| Aim of the task |
Scan the lines below for the string "this" and copy every one that has it.

___ Provided data

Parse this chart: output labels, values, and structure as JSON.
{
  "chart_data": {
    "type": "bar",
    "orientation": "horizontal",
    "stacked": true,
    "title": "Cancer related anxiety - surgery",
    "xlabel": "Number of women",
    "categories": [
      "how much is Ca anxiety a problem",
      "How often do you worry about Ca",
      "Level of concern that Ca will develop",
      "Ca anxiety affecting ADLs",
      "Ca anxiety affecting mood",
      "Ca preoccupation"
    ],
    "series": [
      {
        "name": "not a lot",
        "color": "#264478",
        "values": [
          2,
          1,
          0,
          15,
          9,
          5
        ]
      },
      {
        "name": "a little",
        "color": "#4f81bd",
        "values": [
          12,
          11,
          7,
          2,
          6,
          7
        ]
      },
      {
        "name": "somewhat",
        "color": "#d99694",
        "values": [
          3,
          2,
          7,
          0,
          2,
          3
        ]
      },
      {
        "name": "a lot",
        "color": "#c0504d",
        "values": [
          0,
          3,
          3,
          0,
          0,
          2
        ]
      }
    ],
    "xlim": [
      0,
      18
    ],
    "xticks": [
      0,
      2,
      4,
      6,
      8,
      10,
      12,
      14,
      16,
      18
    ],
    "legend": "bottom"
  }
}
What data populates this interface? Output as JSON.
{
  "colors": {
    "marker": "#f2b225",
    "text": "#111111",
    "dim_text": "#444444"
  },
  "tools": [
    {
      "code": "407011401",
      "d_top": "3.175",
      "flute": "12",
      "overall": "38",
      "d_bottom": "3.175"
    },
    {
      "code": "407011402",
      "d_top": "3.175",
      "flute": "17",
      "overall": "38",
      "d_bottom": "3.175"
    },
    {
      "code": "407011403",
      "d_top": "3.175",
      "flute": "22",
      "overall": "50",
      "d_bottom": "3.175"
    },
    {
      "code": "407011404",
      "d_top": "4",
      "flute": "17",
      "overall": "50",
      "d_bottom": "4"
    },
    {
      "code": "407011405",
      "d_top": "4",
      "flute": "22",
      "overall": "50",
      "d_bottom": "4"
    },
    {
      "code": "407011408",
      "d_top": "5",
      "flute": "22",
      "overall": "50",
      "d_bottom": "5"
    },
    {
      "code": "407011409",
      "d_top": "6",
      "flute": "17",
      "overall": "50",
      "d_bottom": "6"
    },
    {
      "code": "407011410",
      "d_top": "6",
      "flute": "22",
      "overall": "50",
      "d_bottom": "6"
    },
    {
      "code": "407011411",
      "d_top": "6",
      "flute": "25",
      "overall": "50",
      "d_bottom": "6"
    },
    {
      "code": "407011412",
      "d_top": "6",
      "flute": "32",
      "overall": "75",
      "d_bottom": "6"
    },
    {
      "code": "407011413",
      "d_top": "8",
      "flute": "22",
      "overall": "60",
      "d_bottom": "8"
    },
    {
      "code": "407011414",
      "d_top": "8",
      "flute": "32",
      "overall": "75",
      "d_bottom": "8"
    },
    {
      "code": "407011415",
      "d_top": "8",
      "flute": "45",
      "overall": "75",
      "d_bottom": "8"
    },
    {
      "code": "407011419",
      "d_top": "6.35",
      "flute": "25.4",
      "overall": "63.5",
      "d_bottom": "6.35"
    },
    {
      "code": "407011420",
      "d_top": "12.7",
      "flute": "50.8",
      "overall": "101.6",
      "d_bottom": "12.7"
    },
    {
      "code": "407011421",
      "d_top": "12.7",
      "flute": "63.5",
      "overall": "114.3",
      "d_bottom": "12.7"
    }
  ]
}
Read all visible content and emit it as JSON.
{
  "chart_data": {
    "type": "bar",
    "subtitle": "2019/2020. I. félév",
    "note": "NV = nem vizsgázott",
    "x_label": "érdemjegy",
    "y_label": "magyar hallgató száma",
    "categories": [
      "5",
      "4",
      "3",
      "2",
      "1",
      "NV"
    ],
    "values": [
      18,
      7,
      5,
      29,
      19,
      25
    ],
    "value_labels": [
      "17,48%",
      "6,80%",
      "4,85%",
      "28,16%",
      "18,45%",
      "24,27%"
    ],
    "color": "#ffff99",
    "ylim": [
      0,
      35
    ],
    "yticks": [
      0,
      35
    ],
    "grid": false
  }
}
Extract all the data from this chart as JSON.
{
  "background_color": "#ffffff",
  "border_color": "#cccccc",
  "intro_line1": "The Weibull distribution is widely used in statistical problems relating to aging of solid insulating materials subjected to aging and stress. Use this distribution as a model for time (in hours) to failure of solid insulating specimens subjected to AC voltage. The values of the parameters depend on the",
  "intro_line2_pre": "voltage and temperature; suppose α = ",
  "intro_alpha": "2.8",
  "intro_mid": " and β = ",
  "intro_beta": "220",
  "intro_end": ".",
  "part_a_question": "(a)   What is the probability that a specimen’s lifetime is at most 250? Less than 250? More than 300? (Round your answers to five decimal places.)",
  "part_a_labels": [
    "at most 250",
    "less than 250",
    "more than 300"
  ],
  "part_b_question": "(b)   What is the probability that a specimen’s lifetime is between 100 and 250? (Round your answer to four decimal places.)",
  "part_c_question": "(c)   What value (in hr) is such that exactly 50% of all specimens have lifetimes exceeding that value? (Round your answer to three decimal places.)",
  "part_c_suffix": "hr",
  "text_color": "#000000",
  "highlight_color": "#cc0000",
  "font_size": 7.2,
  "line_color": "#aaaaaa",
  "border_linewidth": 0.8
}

______

| In response |
Parse this chart: output labels, values, and structure as JSON.
What data populates this interface? Output as JSON.
Extract all the data from this chart as JSON.
  "intro_line1": "The Weibull distribution is widely used in statistical problems relating to aging of solid insulating materials subjected to aging and stress. Use this distribution as a model for time (in hours) to failure of solid insulating specimens subjected to AC voltage. The values of the parameters depend on the",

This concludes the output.